GIVEN REQUEST:
Transcribe the records below in full; pictures stay out of the copy.

[Dataset listings of figures]

-----

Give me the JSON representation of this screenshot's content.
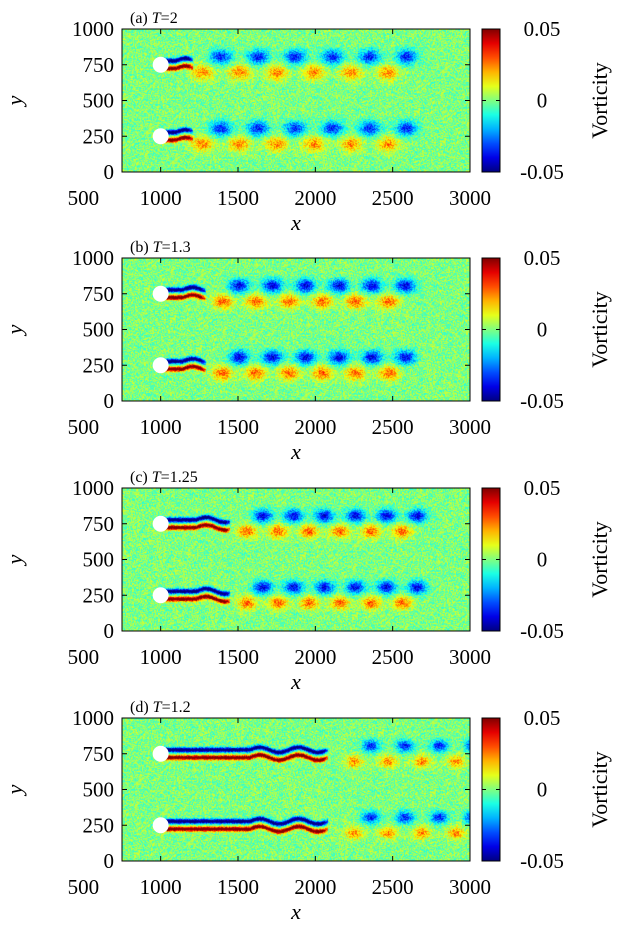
{
  "chart_data": [
    {
      "type": "heatmap",
      "panel_label": "(a) ",
      "T_symbol": "T",
      "T_value": "=2",
      "xlabel": "x",
      "ylabel": "y",
      "colorbar_label": "Vorticity",
      "xlim": [
        750,
        3000
      ],
      "ylim": [
        0,
        1000
      ],
      "x_ticks": [
        "500",
        "1000",
        "1500",
        "2000",
        "2500",
        "3000"
      ],
      "x_tick_values": [
        500,
        1000,
        1500,
        2000,
        2500,
        3000
      ],
      "y_ticks": [
        "0",
        "250",
        "500",
        "750",
        "1000"
      ],
      "y_tick_values": [
        0,
        250,
        500,
        750,
        1000
      ],
      "colorbar_ticks": [
        "0.05",
        "0",
        "-0.05"
      ],
      "colorbar_tick_values": [
        0.05,
        0,
        -0.05
      ],
      "vmin": -0.05,
      "vmax": 0.05,
      "obstacles": [
        {
          "x": 1000,
          "y": 750,
          "r": 30
        },
        {
          "x": 1000,
          "y": 250,
          "r": 30
        }
      ],
      "wake": {
        "type": "shedding",
        "length": 180,
        "start": 1270,
        "spacing": 240,
        "amplitude": 0.035,
        "spread": 85
      }
    },
    {
      "type": "heatmap",
      "panel_label": "(b) ",
      "T_symbol": "T",
      "T_value": "=1.3",
      "xlabel": "x",
      "ylabel": "y",
      "colorbar_label": "Vorticity",
      "xlim": [
        750,
        3000
      ],
      "ylim": [
        0,
        1000
      ],
      "x_ticks": [
        "500",
        "1000",
        "1500",
        "2000",
        "2500",
        "3000"
      ],
      "x_tick_values": [
        500,
        1000,
        1500,
        2000,
        2500,
        3000
      ],
      "y_ticks": [
        "0",
        "250",
        "500",
        "750",
        "1000"
      ],
      "y_tick_values": [
        0,
        250,
        500,
        750,
        1000
      ],
      "colorbar_ticks": [
        "0.05",
        "0",
        "-0.05"
      ],
      "colorbar_tick_values": [
        0.05,
        0,
        -0.05
      ],
      "vmin": -0.05,
      "vmax": 0.05,
      "obstacles": [
        {
          "x": 1000,
          "y": 750,
          "r": 30
        },
        {
          "x": 1000,
          "y": 250,
          "r": 30
        }
      ],
      "wake": {
        "type": "shedding",
        "length": 260,
        "start": 1400,
        "spacing": 215,
        "amplitude": 0.04,
        "spread": 80
      }
    },
    {
      "type": "heatmap",
      "panel_label": "(c) ",
      "T_symbol": "T",
      "T_value": "=1.25",
      "xlabel": "x",
      "ylabel": "y",
      "colorbar_label": "Vorticity",
      "xlim": [
        750,
        3000
      ],
      "ylim": [
        0,
        1000
      ],
      "x_ticks": [
        "500",
        "1000",
        "1500",
        "2000",
        "2500",
        "3000"
      ],
      "x_tick_values": [
        500,
        1000,
        1500,
        2000,
        2500,
        3000
      ],
      "y_ticks": [
        "0",
        "250",
        "500",
        "750",
        "1000"
      ],
      "y_tick_values": [
        0,
        250,
        500,
        750,
        1000
      ],
      "colorbar_ticks": [
        "0.05",
        "0",
        "-0.05"
      ],
      "colorbar_tick_values": [
        0.05,
        0,
        -0.05
      ],
      "vmin": -0.05,
      "vmax": 0.05,
      "obstacles": [
        {
          "x": 1000,
          "y": 750,
          "r": 30
        },
        {
          "x": 1000,
          "y": 250,
          "r": 30
        }
      ],
      "wake": {
        "type": "shedding",
        "length": 420,
        "start": 1560,
        "spacing": 200,
        "amplitude": 0.04,
        "spread": 75
      }
    },
    {
      "type": "heatmap",
      "panel_label": "(d) ",
      "T_symbol": "T",
      "T_value": "=1.2",
      "xlabel": "x",
      "ylabel": "y",
      "colorbar_label": "Vorticity",
      "xlim": [
        750,
        3000
      ],
      "ylim": [
        0,
        1000
      ],
      "x_ticks": [
        "500",
        "1000",
        "1500",
        "2000",
        "2500",
        "3000"
      ],
      "x_tick_values": [
        500,
        1000,
        1500,
        2000,
        2500,
        3000
      ],
      "y_ticks": [
        "0",
        "250",
        "500",
        "750",
        "1000"
      ],
      "y_tick_values": [
        0,
        250,
        500,
        750,
        1000
      ],
      "colorbar_ticks": [
        "0.05",
        "0",
        "-0.05"
      ],
      "colorbar_tick_values": [
        0.05,
        0,
        -0.05
      ],
      "vmin": -0.05,
      "vmax": 0.05,
      "obstacles": [
        {
          "x": 1000,
          "y": 750,
          "r": 30
        },
        {
          "x": 1000,
          "y": 250,
          "r": 30
        }
      ],
      "wake": {
        "type": "shedding",
        "length": 1050,
        "start": 2250,
        "spacing": 220,
        "amplitude": 0.035,
        "spread": 70
      }
    }
  ]
}
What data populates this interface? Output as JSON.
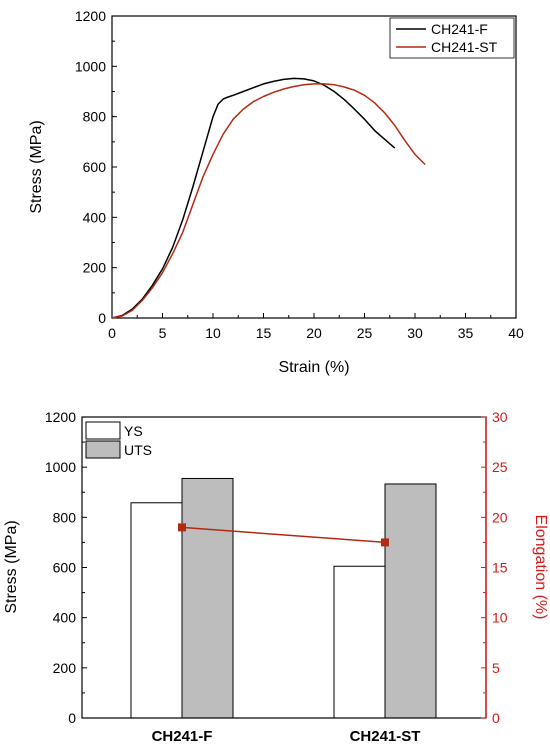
{
  "chart_data": [
    {
      "type": "line",
      "title": "",
      "xlabel": "Strain (%)",
      "ylabel": "Stress (MPa)",
      "xlim": [
        0,
        40
      ],
      "ylim": [
        0,
        1200
      ],
      "xticks": [
        0,
        5,
        10,
        15,
        20,
        25,
        30,
        35,
        40
      ],
      "yticks": [
        0,
        200,
        400,
        600,
        800,
        1000,
        1200
      ],
      "grid": false,
      "legend_position": "top-right",
      "series": [
        {
          "name": "CH241-F",
          "color": "#000000",
          "x": [
            0,
            1,
            2,
            3,
            4,
            5,
            6,
            7,
            8,
            9,
            10,
            10.5,
            11,
            11.5,
            12,
            13,
            14,
            15,
            16,
            17,
            18,
            19,
            20,
            21,
            22,
            23,
            24,
            25,
            26,
            27,
            28
          ],
          "y": [
            0,
            10,
            35,
            75,
            130,
            195,
            280,
            390,
            520,
            660,
            800,
            850,
            870,
            878,
            885,
            900,
            915,
            930,
            940,
            948,
            952,
            950,
            942,
            925,
            900,
            868,
            830,
            790,
            745,
            710,
            675
          ]
        },
        {
          "name": "CH241-ST",
          "color": "#b22a12",
          "x": [
            0,
            1,
            2,
            3,
            4,
            5,
            6,
            7,
            8,
            9,
            10,
            11,
            12,
            13,
            14,
            15,
            16,
            17,
            18,
            19,
            20,
            21,
            22,
            23,
            24,
            25,
            26,
            27,
            28,
            29,
            30,
            31
          ],
          "y": [
            0,
            8,
            30,
            70,
            120,
            180,
            255,
            340,
            450,
            560,
            650,
            730,
            790,
            830,
            860,
            880,
            897,
            910,
            920,
            927,
            930,
            930,
            927,
            918,
            905,
            885,
            855,
            815,
            765,
            705,
            650,
            610
          ]
        }
      ]
    },
    {
      "type": "bar",
      "title": "",
      "xlabel": "",
      "ylabel": "Stress (MPa)",
      "y2label": "Elongation (%)",
      "categories": [
        "CH241-F",
        "CH241-ST"
      ],
      "ylim": [
        0,
        1200
      ],
      "y2lim": [
        0,
        30
      ],
      "yticks": [
        0,
        200,
        400,
        600,
        800,
        1000,
        1200
      ],
      "y2ticks": [
        0,
        5,
        10,
        15,
        20,
        25,
        30
      ],
      "legend_position": "top-left",
      "series": [
        {
          "name": "YS",
          "color": "#ffffff",
          "values": [
            858,
            605
          ]
        },
        {
          "name": "UTS",
          "color": "#bdbdbd",
          "values": [
            955,
            933
          ]
        }
      ],
      "line_series": {
        "axis": "y2",
        "color": "#b22a12",
        "values": [
          19,
          17.5
        ]
      },
      "y2_color": "#d61a1a"
    }
  ]
}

-----

FINAL RESULT:
Give me the JSON representation of this screenshot's content.
{
  "chart_data": [
    {
      "type": "heatmap",
      "panel_label": "(a) ",
      "T_symbol": "T",
      "T_value": "=2",
      "xlabel": "x",
      "ylabel": "y",
      "colorbar_label": "Vorticity",
      "xlim": [
        750,
        3000
      ],
      "ylim": [
        0,
        1000
      ],
      "x_ticks": [
        "500",
        "1000",
        "1500",
        "2000",
        "2500",
        "3000"
      ],
      "x_tick_values": [
        500,
        1000,
        1500,
        2000,
        2500,
        3000
      ],
      "y_ticks": [
        "0",
        "250",
        "500",
        "750",
        "1000"
      ],
      "y_tick_values": [
        0,
        250,
        500,
        750,
        1000
      ],
      "colorbar_ticks": [
        "0.05",
        "0",
        "-0.05"
      ],
      "colorbar_tick_values": [
        0.05,
        0,
        -0.05
      ],
      "vmin": -0.05,
      "vmax": 0.05,
      "obstacles": [
        {
          "x": 1000,
          "y": 750,
          "r": 30
        },
        {
          "x": 1000,
          "y": 250,
          "r": 30
        }
      ],
      "wake": {
        "type": "shedding",
        "length": 180,
        "start": 1270,
        "spacing": 240,
        "amplitude": 0.035,
        "spread": 85
      }
    },
    {
      "type": "heatmap",
      "panel_label": "(b) ",
      "T_symbol": "T",
      "T_value": "=1.3",
      "xlabel": "x",
      "ylabel": "y",
      "colorbar_label": "Vorticity",
      "xlim": [
        750,
        3000
      ],
      "ylim": [
        0,
        1000
      ],
      "x_ticks": [
        "500",
        "1000",
        "1500",
        "2000",
        "2500",
        "3000"
      ],
      "x_tick_values": [
        500,
        1000,
        1500,
        2000,
        2500,
        3000
      ],
      "y_ticks": [
        "0",
        "250",
        "500",
        "750",
        "1000"
      ],
      "y_tick_values": [
        0,
        250,
        500,
        750,
        1000
      ],
      "colorbar_ticks": [
        "0.05",
        "0",
        "-0.05"
      ],
      "colorbar_tick_values": [
        0.05,
        0,
        -0.05
      ],
      "vmin": -0.05,
      "vmax": 0.05,
      "obstacles": [
        {
          "x": 1000,
          "y": 750,
          "r": 30
        },
        {
          "x": 1000,
          "y": 250,
          "r": 30
        }
      ],
      "wake": {
        "type": "shedding",
        "length": 260,
        "start": 1400,
        "spacing": 215,
        "amplitude": 0.04,
        "spread": 80
      }
    },
    {
      "type": "heatmap",
      "panel_label": "(c) ",
      "T_symbol": "T",
      "T_value": "=1.25",
      "xlabel": "x",
      "ylabel": "y",
      "colorbar_label": "Vorticity",
      "xlim": [
        750,
        3000
      ],
      "ylim": [
        0,
        1000
      ],
      "x_ticks": [
        "500",
        "1000",
        "1500",
        "2000",
        "2500",
        "3000"
      ],
      "x_tick_values": [
        500,
        1000,
        1500,
        2000,
        2500,
        3000
      ],
      "y_ticks": [
        "0",
        "250",
        "500",
        "750",
        "1000"
      ],
      "y_tick_values": [
        0,
        250,
        500,
        750,
        1000
      ],
      "colorbar_ticks": [
        "0.05",
        "0",
        "-0.05"
      ],
      "colorbar_tick_values": [
        0.05,
        0,
        -0.05
      ],
      "vmin": -0.05,
      "vmax": 0.05,
      "obstacles": [
        {
          "x": 1000,
          "y": 750,
          "r": 30
        },
        {
          "x": 1000,
          "y": 250,
          "r": 30
        }
      ],
      "wake": {
        "type": "shedding",
        "length": 420,
        "start": 1560,
        "spacing": 200,
        "amplitude": 0.04,
        "spread": 75
      }
    },
    {
      "type": "heatmap",
      "panel_label": "(d) ",
      "T_symbol": "T",
      "T_value": "=1.2",
      "xlabel": "x",
      "ylabel": "y",
      "colorbar_label": "Vorticity",
      "xlim": [
        750,
        3000
      ],
      "ylim": [
        0,
        1000
      ],
      "x_ticks": [
        "500",
        "1000",
        "1500",
        "2000",
        "2500",
        "3000"
      ],
      "x_tick_values": [
        500,
        1000,
        1500,
        2000,
        2500,
        3000
      ],
      "y_ticks": [
        "0",
        "250",
        "500",
        "750",
        "1000"
      ],
      "y_tick_values": [
        0,
        250,
        500,
        750,
        1000
      ],
      "colorbar_ticks": [
        "0.05",
        "0",
        "-0.05"
      ],
      "colorbar_tick_values": [
        0.05,
        0,
        -0.05
      ],
      "vmin": -0.05,
      "vmax": 0.05,
      "obstacles": [
        {
          "x": 1000,
          "y": 750,
          "r": 30
        },
        {
          "x": 1000,
          "y": 250,
          "r": 30
        }
      ],
      "wake": {
        "type": "shedding",
        "length": 1050,
        "start": 2250,
        "spacing": 220,
        "amplitude": 0.035,
        "spread": 70
      }
    }
  ]
}
What data populates this interface? Output as JSON.
{
  "chart_data": [
    {
      "type": "line",
      "title": "",
      "xlabel": "Strain (%)",
      "ylabel": "Stress (MPa)",
      "xlim": [
        0,
        40
      ],
      "ylim": [
        0,
        1200
      ],
      "xticks": [
        0,
        5,
        10,
        15,
        20,
        25,
        30,
        35,
        40
      ],
      "yticks": [
        0,
        200,
        400,
        600,
        800,
        1000,
        1200
      ],
      "grid": false,
      "legend_position": "top-right",
      "series": [
        {
          "name": "CH241-F",
          "color": "#000000",
          "x": [
            0,
            1,
            2,
            3,
            4,
            5,
            6,
            7,
            8,
            9,
            10,
            10.5,
            11,
            11.5,
            12,
            13,
            14,
            15,
            16,
            17,
            18,
            19,
            20,
            21,
            22,
            23,
            24,
            25,
            26,
            27,
            28
          ],
          "y": [
            0,
            10,
            35,
            75,
            130,
            195,
            280,
            390,
            520,
            660,
            800,
            850,
            870,
            878,
            885,
            900,
            915,
            930,
            940,
            948,
            952,
            950,
            942,
            925,
            900,
            868,
            830,
            790,
            745,
            710,
            675
          ]
        },
        {
          "name": "CH241-ST",
          "color": "#b22a12",
          "x": [
            0,
            1,
            2,
            3,
            4,
            5,
            6,
            7,
            8,
            9,
            10,
            11,
            12,
            13,
            14,
            15,
            16,
            17,
            18,
            19,
            20,
            21,
            22,
            23,
            24,
            25,
            26,
            27,
            28,
            29,
            30,
            31
          ],
          "y": [
            0,
            8,
            30,
            70,
            120,
            180,
            255,
            340,
            450,
            560,
            650,
            730,
            790,
            830,
            860,
            880,
            897,
            910,
            920,
            927,
            930,
            930,
            927,
            918,
            905,
            885,
            855,
            815,
            765,
            705,
            650,
            610
          ]
        }
      ]
    },
    {
      "type": "bar",
      "title": "",
      "xlabel": "",
      "ylabel": "Stress (MPa)",
      "y2label": "Elongation (%)",
      "categories": [
        "CH241-F",
        "CH241-ST"
      ],
      "ylim": [
        0,
        1200
      ],
      "y2lim": [
        0,
        30
      ],
      "yticks": [
        0,
        200,
        400,
        600,
        800,
        1000,
        1200
      ],
      "y2ticks": [
        0,
        5,
        10,
        15,
        20,
        25,
        30
      ],
      "legend_position": "top-left",
      "series": [
        {
          "name": "YS",
          "color": "#ffffff",
          "values": [
            858,
            605
          ]
        },
        {
          "name": "UTS",
          "color": "#bdbdbd",
          "values": [
            955,
            933
          ]
        }
      ],
      "line_series": {
        "axis": "y2",
        "color": "#b22a12",
        "values": [
          19,
          17.5
        ]
      },
      "y2_color": "#d61a1a"
    }
  ]
}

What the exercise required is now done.